* WRITTEN EXERCISE
Omit all pictures. Copy the rest of the material exactly.

* SOURCE RECORDS

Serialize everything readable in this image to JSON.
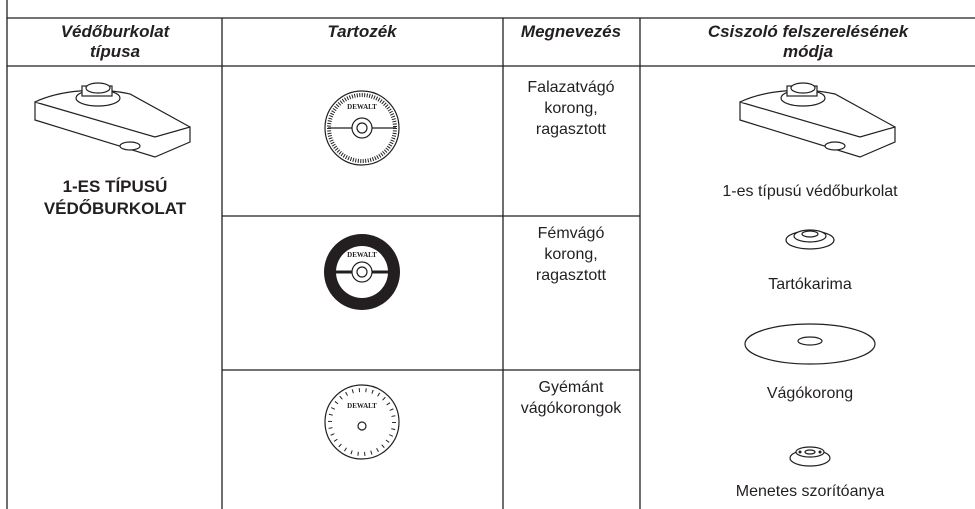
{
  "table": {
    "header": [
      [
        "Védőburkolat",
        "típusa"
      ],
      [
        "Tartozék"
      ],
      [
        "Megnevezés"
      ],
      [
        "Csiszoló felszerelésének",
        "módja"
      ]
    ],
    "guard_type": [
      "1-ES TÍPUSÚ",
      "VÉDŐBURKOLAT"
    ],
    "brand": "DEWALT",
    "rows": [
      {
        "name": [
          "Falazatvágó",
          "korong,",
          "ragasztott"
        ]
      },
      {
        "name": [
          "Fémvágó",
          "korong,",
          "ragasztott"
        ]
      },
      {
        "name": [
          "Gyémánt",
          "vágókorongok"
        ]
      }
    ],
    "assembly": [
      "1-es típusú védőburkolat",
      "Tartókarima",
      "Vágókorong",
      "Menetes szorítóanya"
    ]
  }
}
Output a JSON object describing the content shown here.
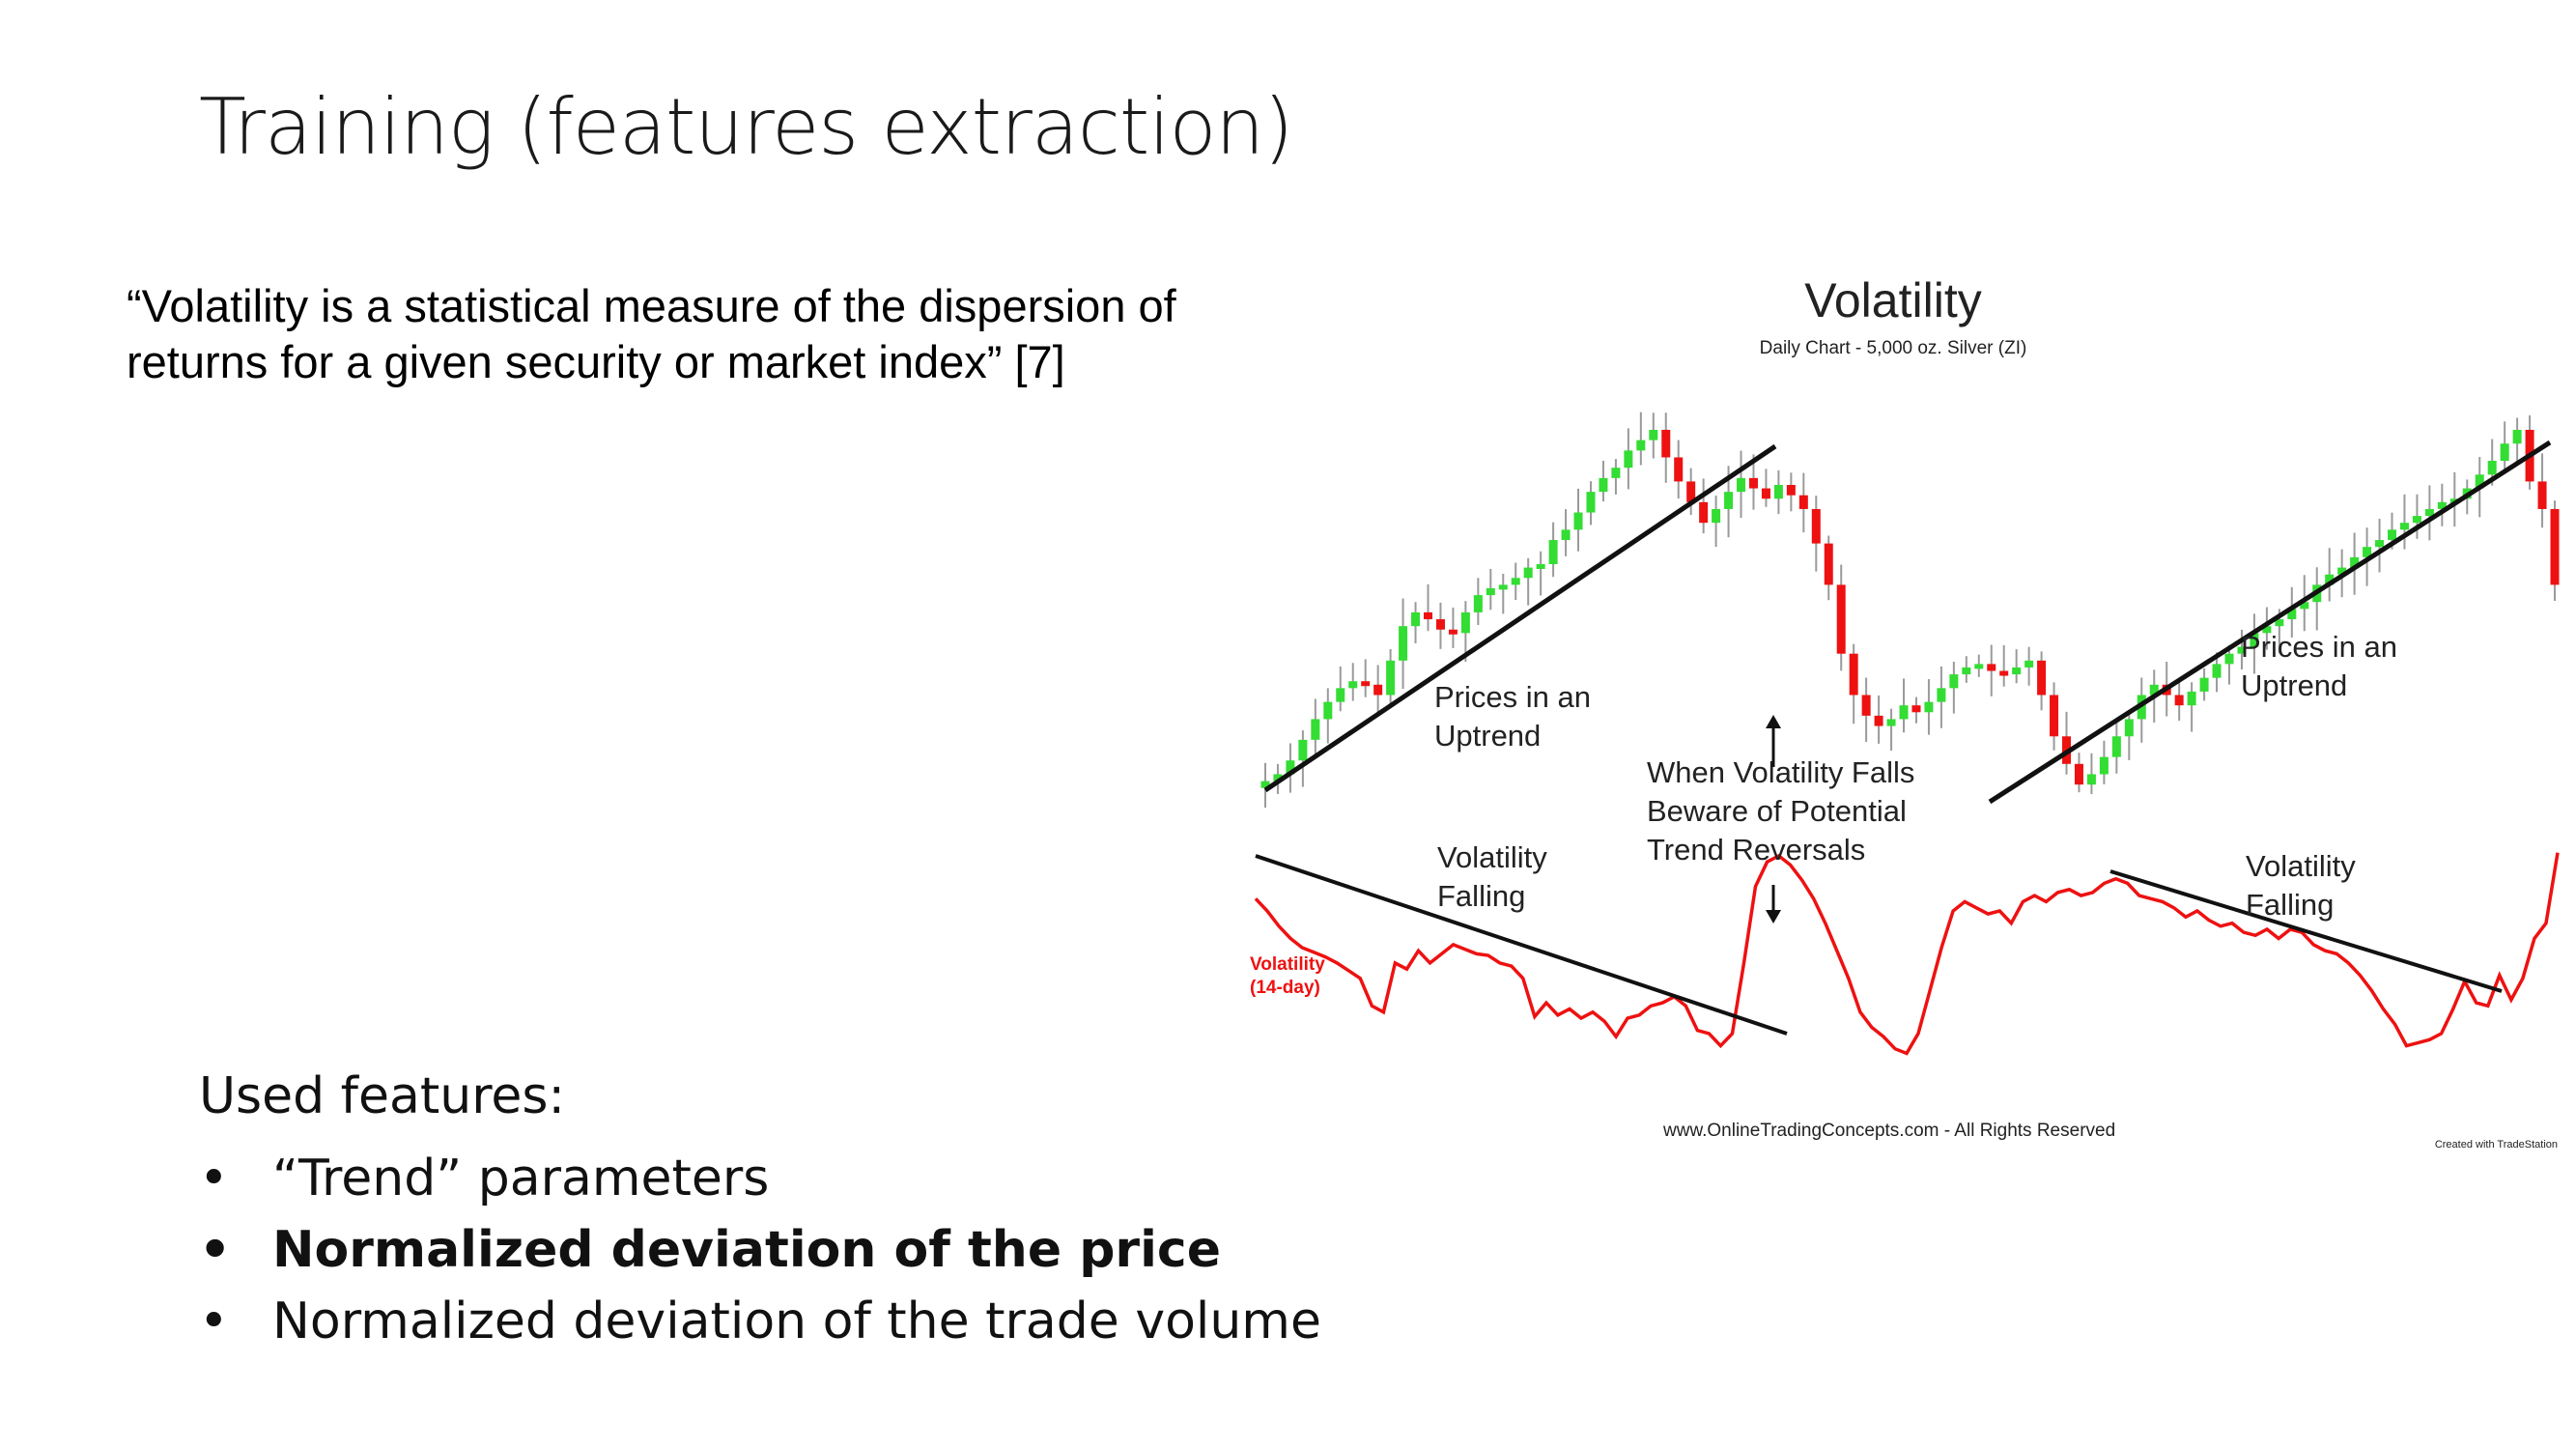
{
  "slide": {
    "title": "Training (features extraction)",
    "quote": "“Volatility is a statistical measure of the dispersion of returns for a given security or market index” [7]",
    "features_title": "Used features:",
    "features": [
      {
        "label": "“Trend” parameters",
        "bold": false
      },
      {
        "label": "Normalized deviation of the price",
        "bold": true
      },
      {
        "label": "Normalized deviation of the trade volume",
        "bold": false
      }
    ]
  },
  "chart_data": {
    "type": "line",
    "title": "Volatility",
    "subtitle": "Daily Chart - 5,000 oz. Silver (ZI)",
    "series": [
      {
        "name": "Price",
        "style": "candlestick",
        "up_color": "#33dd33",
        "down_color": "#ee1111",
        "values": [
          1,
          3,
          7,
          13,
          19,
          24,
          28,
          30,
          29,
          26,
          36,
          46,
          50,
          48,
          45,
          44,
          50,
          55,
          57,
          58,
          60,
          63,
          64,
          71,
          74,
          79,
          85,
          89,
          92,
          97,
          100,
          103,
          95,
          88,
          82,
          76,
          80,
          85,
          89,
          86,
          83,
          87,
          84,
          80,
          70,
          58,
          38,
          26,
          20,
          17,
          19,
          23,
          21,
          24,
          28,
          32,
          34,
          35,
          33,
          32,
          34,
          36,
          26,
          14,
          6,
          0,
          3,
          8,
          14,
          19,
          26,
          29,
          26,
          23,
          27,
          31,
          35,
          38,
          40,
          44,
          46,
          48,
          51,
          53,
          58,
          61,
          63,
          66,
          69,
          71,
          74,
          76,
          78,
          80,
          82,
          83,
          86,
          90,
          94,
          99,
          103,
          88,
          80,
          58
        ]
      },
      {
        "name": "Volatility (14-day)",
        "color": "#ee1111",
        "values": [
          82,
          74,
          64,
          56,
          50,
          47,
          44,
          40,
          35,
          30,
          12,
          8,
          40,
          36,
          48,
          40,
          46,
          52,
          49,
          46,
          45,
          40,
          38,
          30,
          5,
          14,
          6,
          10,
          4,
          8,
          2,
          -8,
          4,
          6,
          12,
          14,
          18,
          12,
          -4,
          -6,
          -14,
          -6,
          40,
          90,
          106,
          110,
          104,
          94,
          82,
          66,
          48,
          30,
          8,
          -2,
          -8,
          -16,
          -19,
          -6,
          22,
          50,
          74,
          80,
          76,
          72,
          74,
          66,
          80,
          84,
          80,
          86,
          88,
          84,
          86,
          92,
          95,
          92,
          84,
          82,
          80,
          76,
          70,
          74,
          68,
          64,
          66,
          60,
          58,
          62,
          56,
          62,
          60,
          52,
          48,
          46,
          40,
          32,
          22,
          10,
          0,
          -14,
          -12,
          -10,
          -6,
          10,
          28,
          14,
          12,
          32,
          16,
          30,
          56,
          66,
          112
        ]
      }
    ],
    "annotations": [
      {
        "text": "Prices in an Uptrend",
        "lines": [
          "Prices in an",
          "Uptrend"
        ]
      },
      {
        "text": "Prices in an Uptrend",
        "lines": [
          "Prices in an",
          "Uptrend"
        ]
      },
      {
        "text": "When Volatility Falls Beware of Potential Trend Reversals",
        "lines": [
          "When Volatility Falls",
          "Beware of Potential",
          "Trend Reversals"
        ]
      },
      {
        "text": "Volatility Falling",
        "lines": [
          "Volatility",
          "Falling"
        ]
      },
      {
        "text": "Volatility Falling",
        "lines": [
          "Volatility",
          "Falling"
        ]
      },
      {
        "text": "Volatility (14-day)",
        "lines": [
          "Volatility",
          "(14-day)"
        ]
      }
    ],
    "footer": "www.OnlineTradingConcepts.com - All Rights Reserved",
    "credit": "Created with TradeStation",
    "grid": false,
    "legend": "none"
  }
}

* CORRECT OUTPUT
Serialize everything readable in this image to JSON.
{
  "table": {
    "header": [
      [
        "Védőburkolat",
        "típusa"
      ],
      [
        "Tartozék"
      ],
      [
        "Megnevezés"
      ],
      [
        "Csiszoló felszerelésének",
        "módja"
      ]
    ],
    "guard_type": [
      "1-ES TÍPUSÚ",
      "VÉDŐBURKOLAT"
    ],
    "brand": "DEWALT",
    "rows": [
      {
        "name": [
          "Falazatvágó",
          "korong,",
          "ragasztott"
        ]
      },
      {
        "name": [
          "Fémvágó",
          "korong,",
          "ragasztott"
        ]
      },
      {
        "name": [
          "Gyémánt",
          "vágókorongok"
        ]
      }
    ],
    "assembly": [
      "1-es típusú védőburkolat",
      "Tartókarima",
      "Vágókorong",
      "Menetes szorítóanya"
    ]
  }
}
Output a JSON object describing the content shown here.
{
  "slide": {
    "title": "Training (features extraction)",
    "quote": "“Volatility is a statistical measure of the dispersion of returns for a given security or market index” [7]",
    "features_title": "Used features:",
    "features": [
      {
        "label": "“Trend” parameters",
        "bold": false
      },
      {
        "label": "Normalized deviation of the price",
        "bold": true
      },
      {
        "label": "Normalized deviation of the trade volume",
        "bold": false
      }
    ]
  },
  "chart_data": {
    "type": "line",
    "title": "Volatility",
    "subtitle": "Daily Chart - 5,000 oz. Silver (ZI)",
    "series": [
      {
        "name": "Price",
        "style": "candlestick",
        "up_color": "#33dd33",
        "down_color": "#ee1111",
        "values": [
          1,
          3,
          7,
          13,
          19,
          24,
          28,
          30,
          29,
          26,
          36,
          46,
          50,
          48,
          45,
          44,
          50,
          55,
          57,
          58,
          60,
          63,
          64,
          71,
          74,
          79,
          85,
          89,
          92,
          97,
          100,
          103,
          95,
          88,
          82,
          76,
          80,
          85,
          89,
          86,
          83,
          87,
          84,
          80,
          70,
          58,
          38,
          26,
          20,
          17,
          19,
          23,
          21,
          24,
          28,
          32,
          34,
          35,
          33,
          32,
          34,
          36,
          26,
          14,
          6,
          0,
          3,
          8,
          14,
          19,
          26,
          29,
          26,
          23,
          27,
          31,
          35,
          38,
          40,
          44,
          46,
          48,
          51,
          53,
          58,
          61,
          63,
          66,
          69,
          71,
          74,
          76,
          78,
          80,
          82,
          83,
          86,
          90,
          94,
          99,
          103,
          88,
          80,
          58
        ]
      },
      {
        "name": "Volatility (14-day)",
        "color": "#ee1111",
        "values": [
          82,
          74,
          64,
          56,
          50,
          47,
          44,
          40,
          35,
          30,
          12,
          8,
          40,
          36,
          48,
          40,
          46,
          52,
          49,
          46,
          45,
          40,
          38,
          30,
          5,
          14,
          6,
          10,
          4,
          8,
          2,
          -8,
          4,
          6,
          12,
          14,
          18,
          12,
          -4,
          -6,
          -14,
          -6,
          40,
          90,
          106,
          110,
          104,
          94,
          82,
          66,
          48,
          30,
          8,
          -2,
          -8,
          -16,
          -19,
          -6,
          22,
          50,
          74,
          80,
          76,
          72,
          74,
          66,
          80,
          84,
          80,
          86,
          88,
          84,
          86,
          92,
          95,
          92,
          84,
          82,
          80,
          76,
          70,
          74,
          68,
          64,
          66,
          60,
          58,
          62,
          56,
          62,
          60,
          52,
          48,
          46,
          40,
          32,
          22,
          10,
          0,
          -14,
          -12,
          -10,
          -6,
          10,
          28,
          14,
          12,
          32,
          16,
          30,
          56,
          66,
          112
        ]
      }
    ],
    "annotations": [
      {
        "text": "Prices in an Uptrend",
        "lines": [
          "Prices in an",
          "Uptrend"
        ]
      },
      {
        "text": "Prices in an Uptrend",
        "lines": [
          "Prices in an",
          "Uptrend"
        ]
      },
      {
        "text": "When Volatility Falls Beware of Potential Trend Reversals",
        "lines": [
          "When Volatility Falls",
          "Beware of Potential",
          "Trend Reversals"
        ]
      },
      {
        "text": "Volatility Falling",
        "lines": [
          "Volatility",
          "Falling"
        ]
      },
      {
        "text": "Volatility Falling",
        "lines": [
          "Volatility",
          "Falling"
        ]
      },
      {
        "text": "Volatility (14-day)",
        "lines": [
          "Volatility",
          "(14-day)"
        ]
      }
    ],
    "footer": "www.OnlineTradingConcepts.com - All Rights Reserved",
    "credit": "Created with TradeStation",
    "grid": false,
    "legend": "none"
  }
}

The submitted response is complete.